(Data listing)
..............................

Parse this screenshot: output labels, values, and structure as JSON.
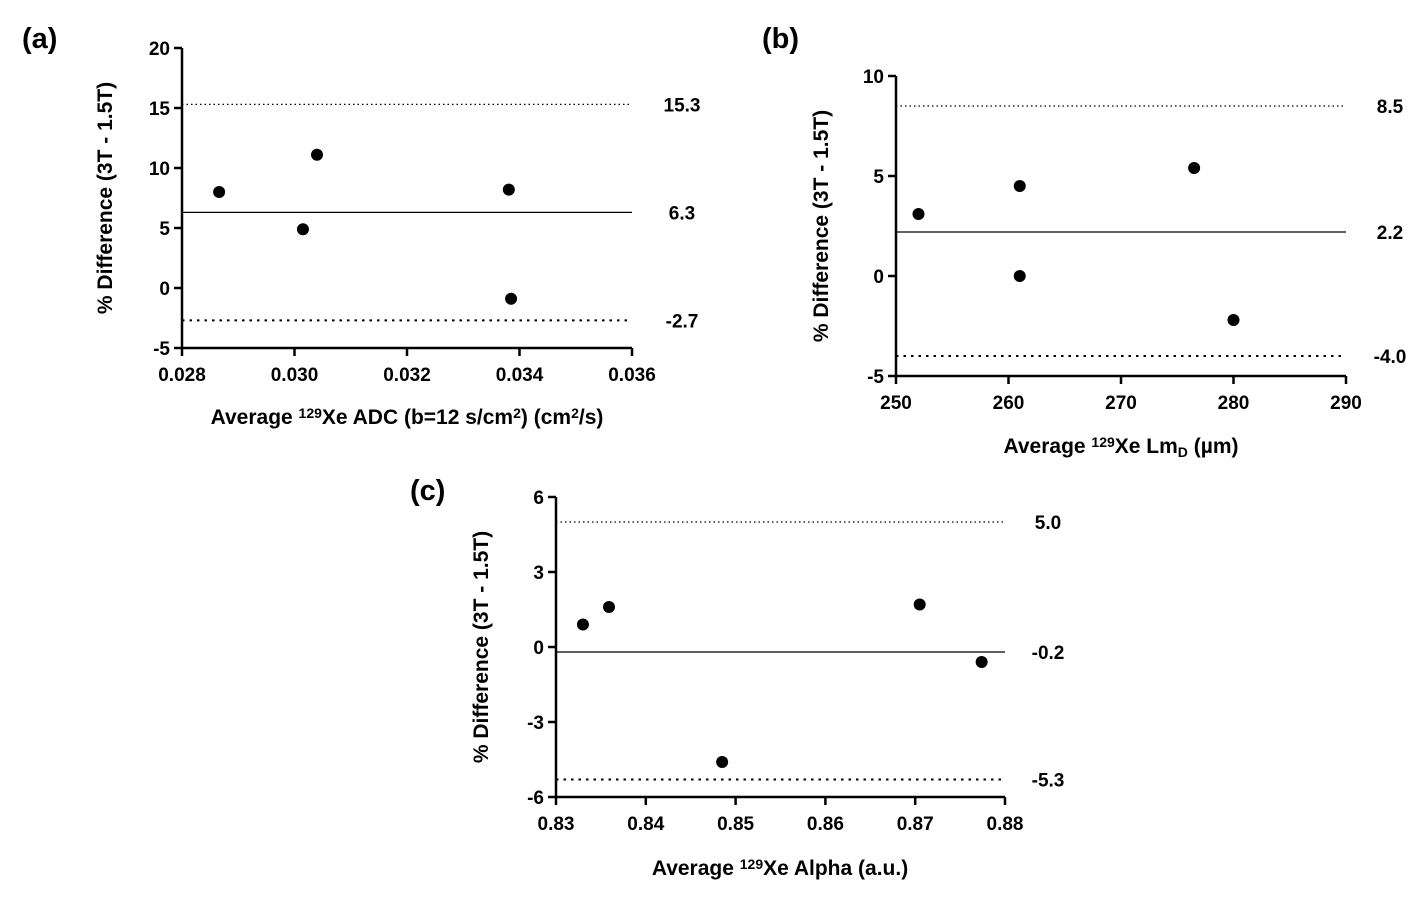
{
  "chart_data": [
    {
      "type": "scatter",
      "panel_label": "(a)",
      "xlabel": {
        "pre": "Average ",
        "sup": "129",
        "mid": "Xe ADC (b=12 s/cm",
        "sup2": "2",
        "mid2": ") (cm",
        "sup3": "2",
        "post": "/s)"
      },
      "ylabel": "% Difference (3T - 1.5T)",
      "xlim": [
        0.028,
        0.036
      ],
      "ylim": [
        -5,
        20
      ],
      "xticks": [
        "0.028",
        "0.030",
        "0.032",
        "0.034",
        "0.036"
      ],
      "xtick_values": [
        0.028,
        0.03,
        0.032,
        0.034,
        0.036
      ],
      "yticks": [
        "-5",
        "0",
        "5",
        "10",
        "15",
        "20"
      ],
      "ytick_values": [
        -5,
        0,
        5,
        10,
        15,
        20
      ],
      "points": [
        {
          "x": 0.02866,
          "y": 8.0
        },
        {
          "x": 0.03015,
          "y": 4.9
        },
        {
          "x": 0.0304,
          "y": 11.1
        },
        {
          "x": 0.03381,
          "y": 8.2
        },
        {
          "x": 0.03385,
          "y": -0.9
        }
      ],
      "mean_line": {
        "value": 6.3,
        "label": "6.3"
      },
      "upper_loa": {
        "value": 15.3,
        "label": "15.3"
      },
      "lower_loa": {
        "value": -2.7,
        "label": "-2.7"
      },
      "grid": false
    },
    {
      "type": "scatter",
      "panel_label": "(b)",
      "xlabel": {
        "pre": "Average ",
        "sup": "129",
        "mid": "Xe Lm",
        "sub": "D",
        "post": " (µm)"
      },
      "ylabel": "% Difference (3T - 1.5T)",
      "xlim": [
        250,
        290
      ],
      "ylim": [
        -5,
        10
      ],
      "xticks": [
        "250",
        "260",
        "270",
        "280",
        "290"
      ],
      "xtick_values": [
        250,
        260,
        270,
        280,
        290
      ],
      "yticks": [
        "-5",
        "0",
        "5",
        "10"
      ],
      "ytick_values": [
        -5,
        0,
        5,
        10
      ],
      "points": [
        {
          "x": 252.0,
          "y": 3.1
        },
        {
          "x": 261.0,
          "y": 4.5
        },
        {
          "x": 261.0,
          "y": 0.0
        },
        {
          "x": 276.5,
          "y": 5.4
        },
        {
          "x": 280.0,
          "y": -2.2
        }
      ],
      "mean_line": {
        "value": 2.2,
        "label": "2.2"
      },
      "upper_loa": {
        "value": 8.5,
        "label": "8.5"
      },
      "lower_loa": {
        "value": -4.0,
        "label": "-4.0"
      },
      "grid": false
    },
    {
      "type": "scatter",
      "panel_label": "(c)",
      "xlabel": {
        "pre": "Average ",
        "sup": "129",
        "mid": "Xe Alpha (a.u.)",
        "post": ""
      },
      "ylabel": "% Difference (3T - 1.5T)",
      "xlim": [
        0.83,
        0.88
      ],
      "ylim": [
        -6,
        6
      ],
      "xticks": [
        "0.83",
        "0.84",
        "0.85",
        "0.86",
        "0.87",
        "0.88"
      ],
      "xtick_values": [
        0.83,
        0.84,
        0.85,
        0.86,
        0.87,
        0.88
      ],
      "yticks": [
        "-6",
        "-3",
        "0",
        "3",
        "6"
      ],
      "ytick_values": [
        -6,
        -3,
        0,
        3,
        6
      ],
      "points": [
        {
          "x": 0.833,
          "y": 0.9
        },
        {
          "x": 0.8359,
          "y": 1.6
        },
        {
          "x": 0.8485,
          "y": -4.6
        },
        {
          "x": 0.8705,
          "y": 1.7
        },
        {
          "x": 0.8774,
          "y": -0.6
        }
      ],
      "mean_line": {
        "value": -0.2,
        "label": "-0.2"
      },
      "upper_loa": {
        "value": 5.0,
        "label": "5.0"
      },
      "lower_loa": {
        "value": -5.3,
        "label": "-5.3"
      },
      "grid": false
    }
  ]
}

..............................

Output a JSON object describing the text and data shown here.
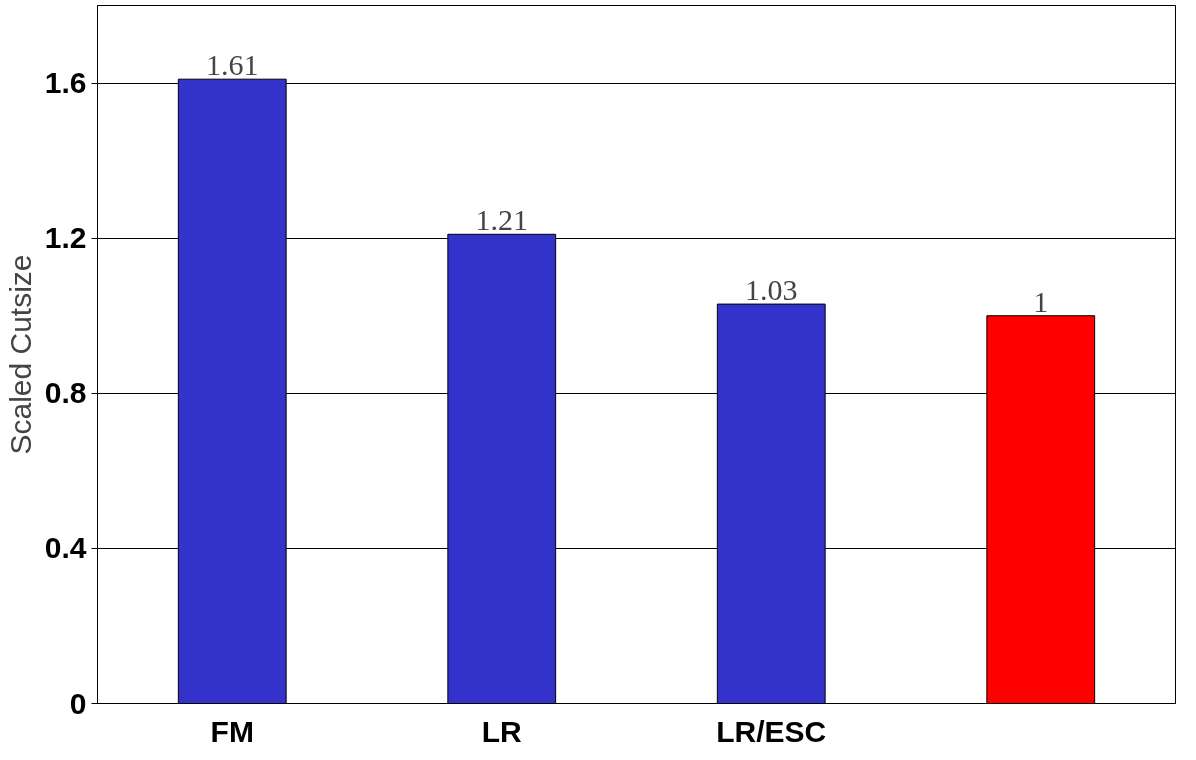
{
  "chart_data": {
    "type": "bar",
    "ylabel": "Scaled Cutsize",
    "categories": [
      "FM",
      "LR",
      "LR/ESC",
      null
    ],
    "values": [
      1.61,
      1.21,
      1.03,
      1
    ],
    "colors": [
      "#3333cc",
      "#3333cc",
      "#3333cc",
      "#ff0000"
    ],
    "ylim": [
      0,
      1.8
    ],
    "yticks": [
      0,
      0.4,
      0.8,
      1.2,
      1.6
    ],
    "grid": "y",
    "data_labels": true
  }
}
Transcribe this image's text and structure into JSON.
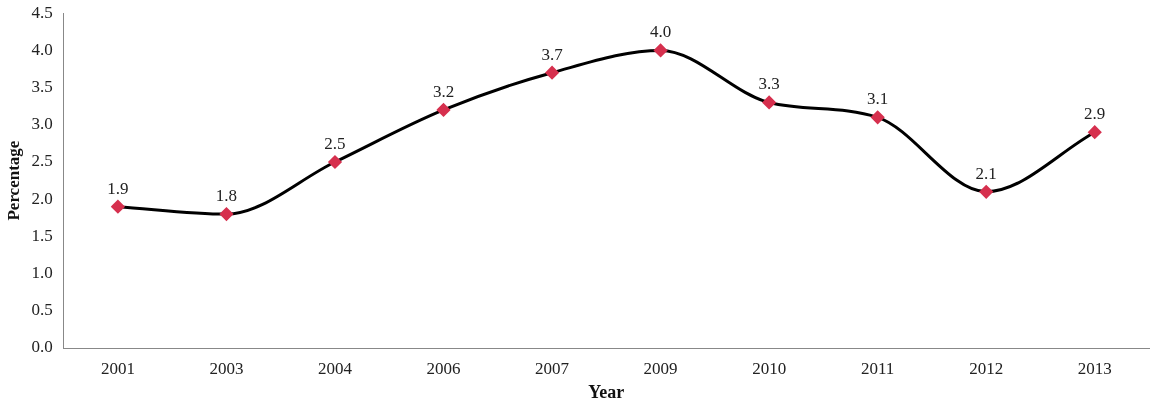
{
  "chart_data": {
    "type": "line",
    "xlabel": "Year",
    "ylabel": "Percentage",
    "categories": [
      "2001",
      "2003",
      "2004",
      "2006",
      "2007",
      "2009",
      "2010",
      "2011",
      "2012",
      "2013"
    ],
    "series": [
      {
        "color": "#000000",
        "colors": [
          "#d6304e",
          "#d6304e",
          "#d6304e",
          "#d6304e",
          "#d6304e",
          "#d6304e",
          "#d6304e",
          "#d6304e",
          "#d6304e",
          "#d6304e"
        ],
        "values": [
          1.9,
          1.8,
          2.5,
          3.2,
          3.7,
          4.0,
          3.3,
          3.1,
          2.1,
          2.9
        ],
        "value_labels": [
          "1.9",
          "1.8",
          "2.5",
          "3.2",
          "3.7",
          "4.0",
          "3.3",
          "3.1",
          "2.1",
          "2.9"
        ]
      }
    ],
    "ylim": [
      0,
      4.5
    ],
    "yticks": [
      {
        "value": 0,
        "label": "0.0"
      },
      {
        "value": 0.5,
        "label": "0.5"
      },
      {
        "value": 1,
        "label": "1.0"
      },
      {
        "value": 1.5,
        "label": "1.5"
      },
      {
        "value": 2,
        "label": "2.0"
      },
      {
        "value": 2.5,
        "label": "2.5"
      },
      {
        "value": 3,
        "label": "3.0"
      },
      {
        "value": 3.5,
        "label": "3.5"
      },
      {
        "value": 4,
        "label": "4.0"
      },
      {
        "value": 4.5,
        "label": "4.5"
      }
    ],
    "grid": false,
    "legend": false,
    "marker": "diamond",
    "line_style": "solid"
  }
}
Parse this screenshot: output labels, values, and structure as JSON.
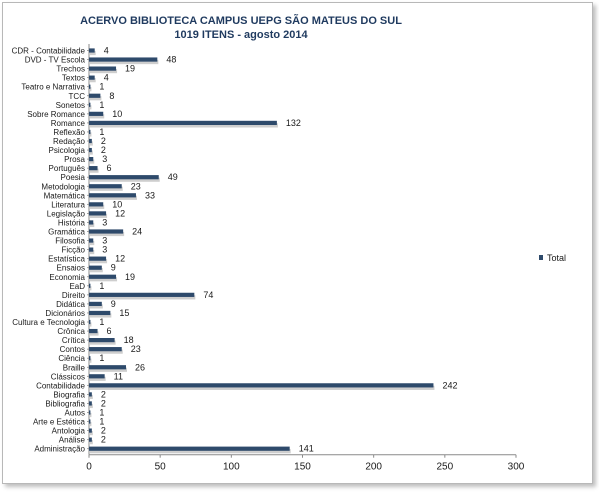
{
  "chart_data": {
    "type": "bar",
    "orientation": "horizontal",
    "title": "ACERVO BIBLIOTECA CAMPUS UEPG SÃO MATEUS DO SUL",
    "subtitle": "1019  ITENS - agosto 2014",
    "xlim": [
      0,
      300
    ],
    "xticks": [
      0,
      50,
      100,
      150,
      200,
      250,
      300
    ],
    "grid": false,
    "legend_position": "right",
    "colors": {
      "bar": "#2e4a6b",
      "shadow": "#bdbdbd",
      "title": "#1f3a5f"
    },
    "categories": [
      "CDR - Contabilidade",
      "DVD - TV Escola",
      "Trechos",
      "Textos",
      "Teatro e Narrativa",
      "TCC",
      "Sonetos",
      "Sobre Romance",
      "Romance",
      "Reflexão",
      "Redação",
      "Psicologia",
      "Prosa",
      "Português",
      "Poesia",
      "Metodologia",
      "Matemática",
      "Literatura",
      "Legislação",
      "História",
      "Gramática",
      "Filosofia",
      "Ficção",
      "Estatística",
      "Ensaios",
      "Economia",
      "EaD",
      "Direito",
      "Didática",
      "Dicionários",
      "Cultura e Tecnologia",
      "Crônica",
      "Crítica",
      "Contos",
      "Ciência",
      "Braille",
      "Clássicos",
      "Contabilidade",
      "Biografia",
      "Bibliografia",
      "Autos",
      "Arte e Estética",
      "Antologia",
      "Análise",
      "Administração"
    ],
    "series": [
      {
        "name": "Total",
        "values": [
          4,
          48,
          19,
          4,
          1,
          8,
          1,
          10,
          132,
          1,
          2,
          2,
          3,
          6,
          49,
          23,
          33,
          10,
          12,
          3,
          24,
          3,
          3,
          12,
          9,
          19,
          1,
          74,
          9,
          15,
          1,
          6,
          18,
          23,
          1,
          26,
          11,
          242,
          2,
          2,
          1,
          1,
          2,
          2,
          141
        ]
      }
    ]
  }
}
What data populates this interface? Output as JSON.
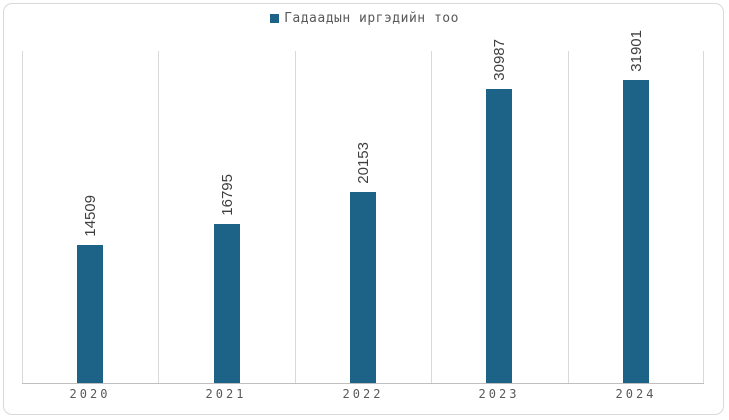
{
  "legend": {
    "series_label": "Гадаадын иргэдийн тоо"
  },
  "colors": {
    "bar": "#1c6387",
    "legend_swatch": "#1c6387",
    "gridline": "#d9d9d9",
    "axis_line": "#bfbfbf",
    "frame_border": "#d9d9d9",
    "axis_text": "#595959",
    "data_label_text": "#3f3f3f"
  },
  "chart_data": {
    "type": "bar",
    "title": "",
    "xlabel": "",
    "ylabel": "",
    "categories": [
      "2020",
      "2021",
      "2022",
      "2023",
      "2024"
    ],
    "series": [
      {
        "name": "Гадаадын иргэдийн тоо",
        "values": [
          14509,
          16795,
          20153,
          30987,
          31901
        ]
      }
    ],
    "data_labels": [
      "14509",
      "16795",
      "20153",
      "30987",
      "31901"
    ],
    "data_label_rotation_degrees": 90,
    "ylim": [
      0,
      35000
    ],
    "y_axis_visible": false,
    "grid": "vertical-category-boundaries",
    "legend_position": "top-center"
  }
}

..............................

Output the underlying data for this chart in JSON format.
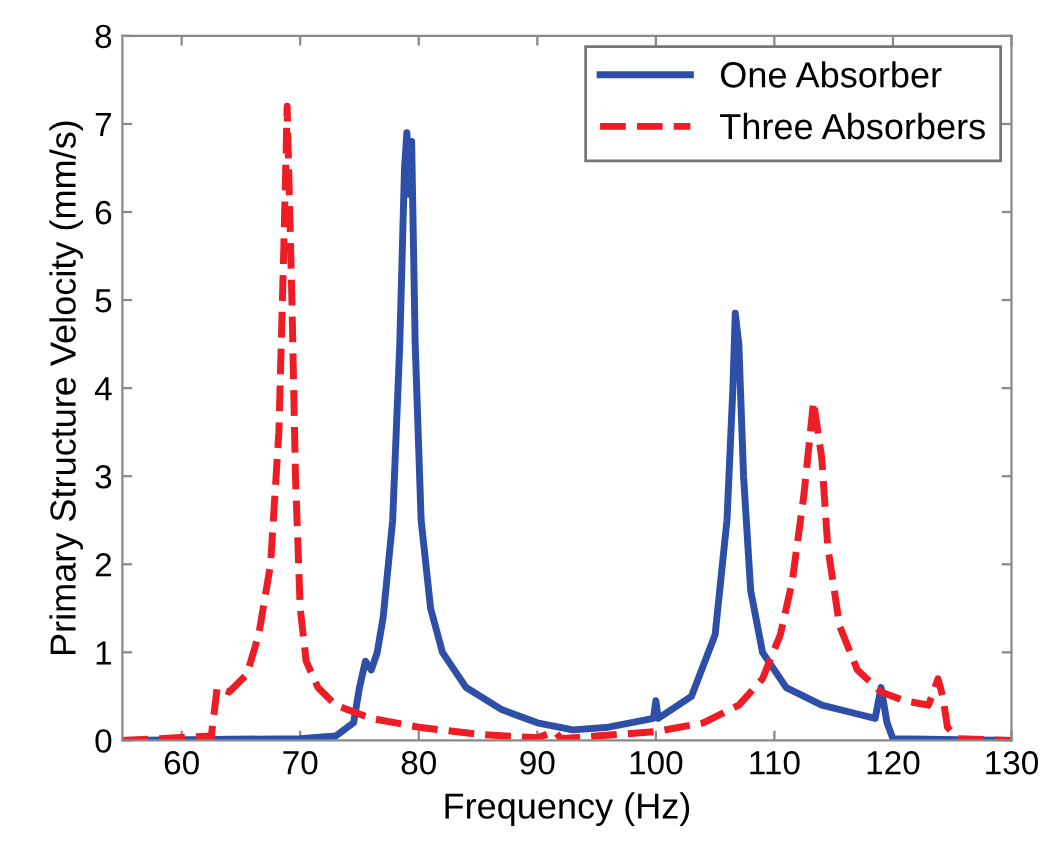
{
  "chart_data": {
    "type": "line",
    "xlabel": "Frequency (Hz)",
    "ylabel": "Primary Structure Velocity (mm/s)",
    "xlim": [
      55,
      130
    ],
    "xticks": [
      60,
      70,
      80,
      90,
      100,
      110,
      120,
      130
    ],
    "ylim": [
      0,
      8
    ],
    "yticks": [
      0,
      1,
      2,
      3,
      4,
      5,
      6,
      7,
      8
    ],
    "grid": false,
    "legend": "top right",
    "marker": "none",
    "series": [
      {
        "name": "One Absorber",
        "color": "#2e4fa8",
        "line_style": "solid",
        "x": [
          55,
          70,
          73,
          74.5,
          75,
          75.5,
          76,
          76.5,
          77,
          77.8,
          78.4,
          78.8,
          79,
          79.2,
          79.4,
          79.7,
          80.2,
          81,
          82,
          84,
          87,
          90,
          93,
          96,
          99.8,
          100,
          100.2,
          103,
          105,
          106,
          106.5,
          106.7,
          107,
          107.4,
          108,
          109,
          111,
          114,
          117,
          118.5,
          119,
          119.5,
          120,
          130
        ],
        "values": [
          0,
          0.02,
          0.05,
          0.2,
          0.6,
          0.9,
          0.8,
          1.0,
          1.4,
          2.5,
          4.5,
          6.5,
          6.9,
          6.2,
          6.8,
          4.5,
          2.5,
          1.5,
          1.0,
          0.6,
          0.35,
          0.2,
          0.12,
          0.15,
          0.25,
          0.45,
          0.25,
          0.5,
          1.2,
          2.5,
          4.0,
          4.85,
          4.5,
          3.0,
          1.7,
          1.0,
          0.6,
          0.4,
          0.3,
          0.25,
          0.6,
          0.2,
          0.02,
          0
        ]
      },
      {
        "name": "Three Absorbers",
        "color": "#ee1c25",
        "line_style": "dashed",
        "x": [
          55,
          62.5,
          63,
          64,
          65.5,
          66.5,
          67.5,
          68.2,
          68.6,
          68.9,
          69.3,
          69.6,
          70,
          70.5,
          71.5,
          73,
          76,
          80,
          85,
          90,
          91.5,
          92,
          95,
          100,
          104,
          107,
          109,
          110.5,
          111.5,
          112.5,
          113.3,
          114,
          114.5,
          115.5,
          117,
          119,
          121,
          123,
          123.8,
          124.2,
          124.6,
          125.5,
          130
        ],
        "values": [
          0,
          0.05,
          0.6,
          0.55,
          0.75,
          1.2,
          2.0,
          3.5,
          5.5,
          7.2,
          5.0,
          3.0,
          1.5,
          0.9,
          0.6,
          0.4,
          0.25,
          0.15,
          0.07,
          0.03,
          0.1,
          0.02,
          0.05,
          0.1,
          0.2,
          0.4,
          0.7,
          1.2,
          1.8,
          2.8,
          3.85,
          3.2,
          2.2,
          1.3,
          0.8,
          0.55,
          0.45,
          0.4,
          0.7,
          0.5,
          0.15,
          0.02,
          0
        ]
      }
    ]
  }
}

..............................

Task objective> Extract each line from the entries above that contains the string "name".

Result of this task>
        "name": "Total",
        "name": "Гадаадын иргэдийн тоо",
        "name": "One Absorber",
        "name": "Three Absorbers",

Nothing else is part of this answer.